## [INSTRUCTIONS FOR THE TASK]
Give the lines from the first one through the line containing "dim-a-25: 25 — [1097, 890, 1124, 918]", both included, as a Markdown table with the columns Row and Line, leaving out blank lines.

## [INFORMATION SHOWN]
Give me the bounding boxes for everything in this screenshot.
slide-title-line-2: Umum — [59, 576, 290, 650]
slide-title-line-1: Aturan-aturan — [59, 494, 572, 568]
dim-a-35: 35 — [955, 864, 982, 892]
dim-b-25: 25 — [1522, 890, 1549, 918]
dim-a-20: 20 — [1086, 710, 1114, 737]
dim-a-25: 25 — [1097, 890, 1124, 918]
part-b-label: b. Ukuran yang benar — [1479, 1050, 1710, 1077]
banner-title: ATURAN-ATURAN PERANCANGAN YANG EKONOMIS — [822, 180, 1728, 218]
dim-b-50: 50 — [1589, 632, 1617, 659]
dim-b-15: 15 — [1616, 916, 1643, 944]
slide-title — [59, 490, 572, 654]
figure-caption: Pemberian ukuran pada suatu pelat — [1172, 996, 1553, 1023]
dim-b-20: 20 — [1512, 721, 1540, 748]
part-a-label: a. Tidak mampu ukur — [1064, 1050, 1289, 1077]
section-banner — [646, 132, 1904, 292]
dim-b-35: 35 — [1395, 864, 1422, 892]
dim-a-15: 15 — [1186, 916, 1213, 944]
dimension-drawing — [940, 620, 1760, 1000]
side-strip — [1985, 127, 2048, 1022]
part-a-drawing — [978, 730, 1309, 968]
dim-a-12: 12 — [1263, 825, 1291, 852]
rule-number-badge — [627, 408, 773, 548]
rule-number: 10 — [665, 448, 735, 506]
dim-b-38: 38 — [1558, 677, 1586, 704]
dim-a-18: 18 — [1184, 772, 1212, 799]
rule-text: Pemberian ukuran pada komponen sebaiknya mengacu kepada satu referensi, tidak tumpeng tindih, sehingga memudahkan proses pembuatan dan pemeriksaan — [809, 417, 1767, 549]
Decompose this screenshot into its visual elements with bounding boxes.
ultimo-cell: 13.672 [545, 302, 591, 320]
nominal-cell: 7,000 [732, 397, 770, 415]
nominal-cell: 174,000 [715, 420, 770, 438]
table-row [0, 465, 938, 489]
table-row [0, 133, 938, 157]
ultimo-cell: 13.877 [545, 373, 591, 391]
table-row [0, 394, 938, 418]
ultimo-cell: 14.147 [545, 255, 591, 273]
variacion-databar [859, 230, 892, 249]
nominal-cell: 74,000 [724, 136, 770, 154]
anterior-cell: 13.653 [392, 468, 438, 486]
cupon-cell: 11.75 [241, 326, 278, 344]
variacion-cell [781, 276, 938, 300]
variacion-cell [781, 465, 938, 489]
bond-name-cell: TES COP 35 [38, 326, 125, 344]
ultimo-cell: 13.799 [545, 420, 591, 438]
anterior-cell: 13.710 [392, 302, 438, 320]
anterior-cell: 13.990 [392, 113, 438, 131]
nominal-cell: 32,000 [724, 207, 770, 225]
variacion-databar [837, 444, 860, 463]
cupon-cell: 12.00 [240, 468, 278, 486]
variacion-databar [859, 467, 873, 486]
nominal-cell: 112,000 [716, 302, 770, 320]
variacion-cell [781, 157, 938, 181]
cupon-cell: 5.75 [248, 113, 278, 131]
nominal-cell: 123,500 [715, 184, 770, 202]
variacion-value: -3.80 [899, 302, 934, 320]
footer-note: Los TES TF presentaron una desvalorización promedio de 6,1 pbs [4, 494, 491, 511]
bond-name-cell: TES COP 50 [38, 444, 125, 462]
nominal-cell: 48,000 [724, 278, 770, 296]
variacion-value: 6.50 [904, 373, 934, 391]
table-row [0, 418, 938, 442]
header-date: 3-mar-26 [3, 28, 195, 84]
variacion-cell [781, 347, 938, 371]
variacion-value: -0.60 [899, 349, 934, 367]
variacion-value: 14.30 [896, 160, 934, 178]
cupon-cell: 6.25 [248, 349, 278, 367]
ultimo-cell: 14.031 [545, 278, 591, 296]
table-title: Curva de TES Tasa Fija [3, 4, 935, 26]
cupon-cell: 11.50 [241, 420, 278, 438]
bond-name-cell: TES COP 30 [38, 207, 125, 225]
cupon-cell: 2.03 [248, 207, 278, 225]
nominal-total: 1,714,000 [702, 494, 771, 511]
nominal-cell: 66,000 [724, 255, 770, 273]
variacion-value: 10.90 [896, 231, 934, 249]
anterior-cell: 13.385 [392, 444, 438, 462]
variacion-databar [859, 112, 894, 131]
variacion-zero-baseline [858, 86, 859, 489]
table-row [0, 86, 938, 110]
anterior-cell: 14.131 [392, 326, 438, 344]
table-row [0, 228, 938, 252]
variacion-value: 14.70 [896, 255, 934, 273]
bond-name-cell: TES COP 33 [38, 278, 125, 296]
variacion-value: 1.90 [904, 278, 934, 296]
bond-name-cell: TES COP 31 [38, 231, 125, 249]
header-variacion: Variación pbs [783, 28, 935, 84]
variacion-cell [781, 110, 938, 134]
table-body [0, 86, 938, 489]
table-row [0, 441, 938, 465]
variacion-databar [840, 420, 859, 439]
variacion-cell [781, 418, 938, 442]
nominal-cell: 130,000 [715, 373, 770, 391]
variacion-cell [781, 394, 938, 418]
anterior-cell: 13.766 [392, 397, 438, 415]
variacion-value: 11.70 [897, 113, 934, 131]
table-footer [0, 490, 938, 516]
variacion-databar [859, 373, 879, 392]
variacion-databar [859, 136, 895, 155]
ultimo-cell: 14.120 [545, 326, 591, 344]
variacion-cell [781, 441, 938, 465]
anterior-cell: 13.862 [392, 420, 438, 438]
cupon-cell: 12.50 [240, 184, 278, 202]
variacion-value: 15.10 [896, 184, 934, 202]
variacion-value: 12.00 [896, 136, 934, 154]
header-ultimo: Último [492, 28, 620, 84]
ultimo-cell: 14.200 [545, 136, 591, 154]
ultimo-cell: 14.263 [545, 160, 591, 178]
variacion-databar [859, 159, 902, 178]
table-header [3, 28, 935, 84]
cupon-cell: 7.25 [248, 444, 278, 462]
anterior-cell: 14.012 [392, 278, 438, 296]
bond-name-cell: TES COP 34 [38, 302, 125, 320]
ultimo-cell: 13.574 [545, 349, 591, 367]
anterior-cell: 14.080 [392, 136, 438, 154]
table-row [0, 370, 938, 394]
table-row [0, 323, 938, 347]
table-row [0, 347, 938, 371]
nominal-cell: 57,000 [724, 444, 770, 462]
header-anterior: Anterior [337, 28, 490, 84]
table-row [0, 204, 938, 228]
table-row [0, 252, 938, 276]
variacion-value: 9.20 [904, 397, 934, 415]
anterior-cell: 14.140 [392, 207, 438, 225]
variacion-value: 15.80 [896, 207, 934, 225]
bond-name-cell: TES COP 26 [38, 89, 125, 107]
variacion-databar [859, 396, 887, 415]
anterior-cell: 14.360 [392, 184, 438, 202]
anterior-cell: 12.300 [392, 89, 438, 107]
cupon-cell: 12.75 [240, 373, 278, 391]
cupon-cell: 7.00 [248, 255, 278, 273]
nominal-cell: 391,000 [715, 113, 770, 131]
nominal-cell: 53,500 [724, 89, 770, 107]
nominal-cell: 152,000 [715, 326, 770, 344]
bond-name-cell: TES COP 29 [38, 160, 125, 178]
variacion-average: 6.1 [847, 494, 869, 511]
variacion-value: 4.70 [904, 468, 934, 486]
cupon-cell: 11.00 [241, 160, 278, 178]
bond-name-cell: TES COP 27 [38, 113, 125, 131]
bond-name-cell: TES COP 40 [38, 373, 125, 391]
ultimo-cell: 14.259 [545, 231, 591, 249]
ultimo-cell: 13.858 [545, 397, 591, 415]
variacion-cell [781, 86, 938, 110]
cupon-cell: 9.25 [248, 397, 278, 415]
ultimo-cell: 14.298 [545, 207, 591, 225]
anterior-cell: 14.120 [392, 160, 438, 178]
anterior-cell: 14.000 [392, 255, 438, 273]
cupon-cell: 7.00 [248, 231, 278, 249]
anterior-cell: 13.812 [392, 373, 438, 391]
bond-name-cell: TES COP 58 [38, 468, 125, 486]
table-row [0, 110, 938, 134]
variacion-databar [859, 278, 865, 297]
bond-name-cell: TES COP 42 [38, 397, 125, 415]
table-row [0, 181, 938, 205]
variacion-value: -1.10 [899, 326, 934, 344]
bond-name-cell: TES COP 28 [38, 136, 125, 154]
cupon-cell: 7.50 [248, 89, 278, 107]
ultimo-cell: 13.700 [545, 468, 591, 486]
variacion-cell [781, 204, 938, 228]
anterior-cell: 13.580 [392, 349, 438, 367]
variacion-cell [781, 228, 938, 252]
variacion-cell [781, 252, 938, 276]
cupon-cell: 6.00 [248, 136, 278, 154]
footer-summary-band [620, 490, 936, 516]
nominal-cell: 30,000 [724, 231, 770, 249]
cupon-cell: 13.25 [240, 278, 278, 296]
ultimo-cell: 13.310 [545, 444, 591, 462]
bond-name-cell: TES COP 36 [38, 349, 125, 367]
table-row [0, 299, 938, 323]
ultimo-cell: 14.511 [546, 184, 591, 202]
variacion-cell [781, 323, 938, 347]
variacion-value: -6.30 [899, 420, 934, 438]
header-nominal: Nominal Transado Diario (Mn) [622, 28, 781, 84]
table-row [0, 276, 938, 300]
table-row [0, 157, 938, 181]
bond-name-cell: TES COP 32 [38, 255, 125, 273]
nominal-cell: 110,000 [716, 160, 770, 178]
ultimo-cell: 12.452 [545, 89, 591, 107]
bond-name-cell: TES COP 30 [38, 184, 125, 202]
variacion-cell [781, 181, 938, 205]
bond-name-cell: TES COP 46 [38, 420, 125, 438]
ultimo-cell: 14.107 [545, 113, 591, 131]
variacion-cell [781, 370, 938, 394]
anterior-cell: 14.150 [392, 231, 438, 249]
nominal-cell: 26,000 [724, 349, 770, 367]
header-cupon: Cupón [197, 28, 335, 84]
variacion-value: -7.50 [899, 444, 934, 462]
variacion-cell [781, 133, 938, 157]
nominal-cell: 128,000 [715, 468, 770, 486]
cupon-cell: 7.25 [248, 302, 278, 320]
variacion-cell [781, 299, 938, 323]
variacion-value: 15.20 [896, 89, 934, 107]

## [PROBLEM SOLUTION]
| Row | Line |
|---|---|
| 1 | Give me the bounding boxes for everything in this screenshot. |
| 2 | slide-title-line-2: Umum — [59, 576, 290, 650] |
| 3 | slide-title-line-1: Aturan-aturan — [59, 494, 572, 568] |
| 4 | dim-a-35: 35 — [955, 864, 982, 892] |
| 5 | dim-b-25: 25 — [1522, 890, 1549, 918] |
| 6 | dim-a-20: 20 — [1086, 710, 1114, 737] |
| 7 | dim-a-25: 25 — [1097, 890, 1124, 918] |